— Short task —
Each line containing the word "time" must be reported.

— Provided entries —
------------------------------------------------
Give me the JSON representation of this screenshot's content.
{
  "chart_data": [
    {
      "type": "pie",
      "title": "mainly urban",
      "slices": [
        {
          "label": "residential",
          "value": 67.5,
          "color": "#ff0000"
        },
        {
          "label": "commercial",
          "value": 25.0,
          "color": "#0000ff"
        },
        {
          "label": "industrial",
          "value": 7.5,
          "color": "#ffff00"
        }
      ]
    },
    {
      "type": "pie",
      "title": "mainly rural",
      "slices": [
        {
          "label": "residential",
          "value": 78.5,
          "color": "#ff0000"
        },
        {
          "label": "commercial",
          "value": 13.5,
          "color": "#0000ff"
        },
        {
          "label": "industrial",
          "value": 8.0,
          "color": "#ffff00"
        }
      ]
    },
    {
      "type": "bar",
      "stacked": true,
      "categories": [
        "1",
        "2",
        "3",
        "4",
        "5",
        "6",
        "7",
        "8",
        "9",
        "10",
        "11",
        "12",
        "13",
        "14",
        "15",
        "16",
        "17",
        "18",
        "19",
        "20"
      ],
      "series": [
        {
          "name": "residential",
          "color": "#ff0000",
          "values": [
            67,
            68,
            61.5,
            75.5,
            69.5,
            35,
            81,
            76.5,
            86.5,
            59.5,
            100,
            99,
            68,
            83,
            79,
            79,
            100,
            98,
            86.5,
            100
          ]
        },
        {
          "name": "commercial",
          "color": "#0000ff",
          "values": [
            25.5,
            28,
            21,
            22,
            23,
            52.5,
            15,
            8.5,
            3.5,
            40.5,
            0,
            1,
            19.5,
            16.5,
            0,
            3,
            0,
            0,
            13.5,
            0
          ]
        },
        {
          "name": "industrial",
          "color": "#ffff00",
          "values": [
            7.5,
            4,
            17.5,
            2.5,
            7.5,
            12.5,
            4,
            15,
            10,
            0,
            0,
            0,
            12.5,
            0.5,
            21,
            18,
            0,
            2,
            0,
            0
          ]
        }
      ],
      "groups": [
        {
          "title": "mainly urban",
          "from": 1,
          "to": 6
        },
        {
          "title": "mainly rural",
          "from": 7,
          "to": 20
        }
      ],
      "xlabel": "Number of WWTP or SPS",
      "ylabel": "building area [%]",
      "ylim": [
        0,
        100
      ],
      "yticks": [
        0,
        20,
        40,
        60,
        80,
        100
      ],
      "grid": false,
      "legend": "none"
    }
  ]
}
------------------------------------------------
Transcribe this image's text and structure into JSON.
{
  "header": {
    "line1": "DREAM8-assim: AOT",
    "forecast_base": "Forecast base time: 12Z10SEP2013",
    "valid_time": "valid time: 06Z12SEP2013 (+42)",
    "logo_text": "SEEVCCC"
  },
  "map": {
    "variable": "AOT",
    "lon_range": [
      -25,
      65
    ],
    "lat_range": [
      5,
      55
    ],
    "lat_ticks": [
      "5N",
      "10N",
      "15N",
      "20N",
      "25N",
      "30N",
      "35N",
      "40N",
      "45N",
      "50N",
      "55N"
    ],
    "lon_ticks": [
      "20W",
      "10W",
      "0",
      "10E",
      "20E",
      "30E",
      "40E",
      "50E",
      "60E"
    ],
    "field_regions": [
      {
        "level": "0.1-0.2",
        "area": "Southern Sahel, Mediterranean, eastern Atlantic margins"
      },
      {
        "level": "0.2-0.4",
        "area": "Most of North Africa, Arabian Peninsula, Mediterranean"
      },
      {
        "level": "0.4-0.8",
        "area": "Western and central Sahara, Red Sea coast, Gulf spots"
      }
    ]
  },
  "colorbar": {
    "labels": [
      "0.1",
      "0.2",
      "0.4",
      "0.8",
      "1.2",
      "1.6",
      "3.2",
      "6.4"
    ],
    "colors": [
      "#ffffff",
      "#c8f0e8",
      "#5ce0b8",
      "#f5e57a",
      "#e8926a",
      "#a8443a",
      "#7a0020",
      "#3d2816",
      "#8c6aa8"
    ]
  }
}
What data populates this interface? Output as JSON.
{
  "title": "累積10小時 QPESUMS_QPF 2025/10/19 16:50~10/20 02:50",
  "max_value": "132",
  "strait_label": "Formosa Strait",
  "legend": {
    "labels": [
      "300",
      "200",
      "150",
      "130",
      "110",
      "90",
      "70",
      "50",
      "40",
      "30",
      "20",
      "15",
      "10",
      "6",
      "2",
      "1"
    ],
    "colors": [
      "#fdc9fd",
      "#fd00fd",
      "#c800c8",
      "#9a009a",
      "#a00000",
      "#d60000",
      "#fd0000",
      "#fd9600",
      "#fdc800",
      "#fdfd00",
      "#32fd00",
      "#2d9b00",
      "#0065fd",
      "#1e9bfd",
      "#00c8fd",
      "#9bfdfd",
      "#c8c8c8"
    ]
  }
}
------------------------------------------------
— Answer below —
    "forecast_base": "Forecast base time: 12Z10SEP2013",
    "valid_time": "valid time: 06Z12SEP2013 (+42)",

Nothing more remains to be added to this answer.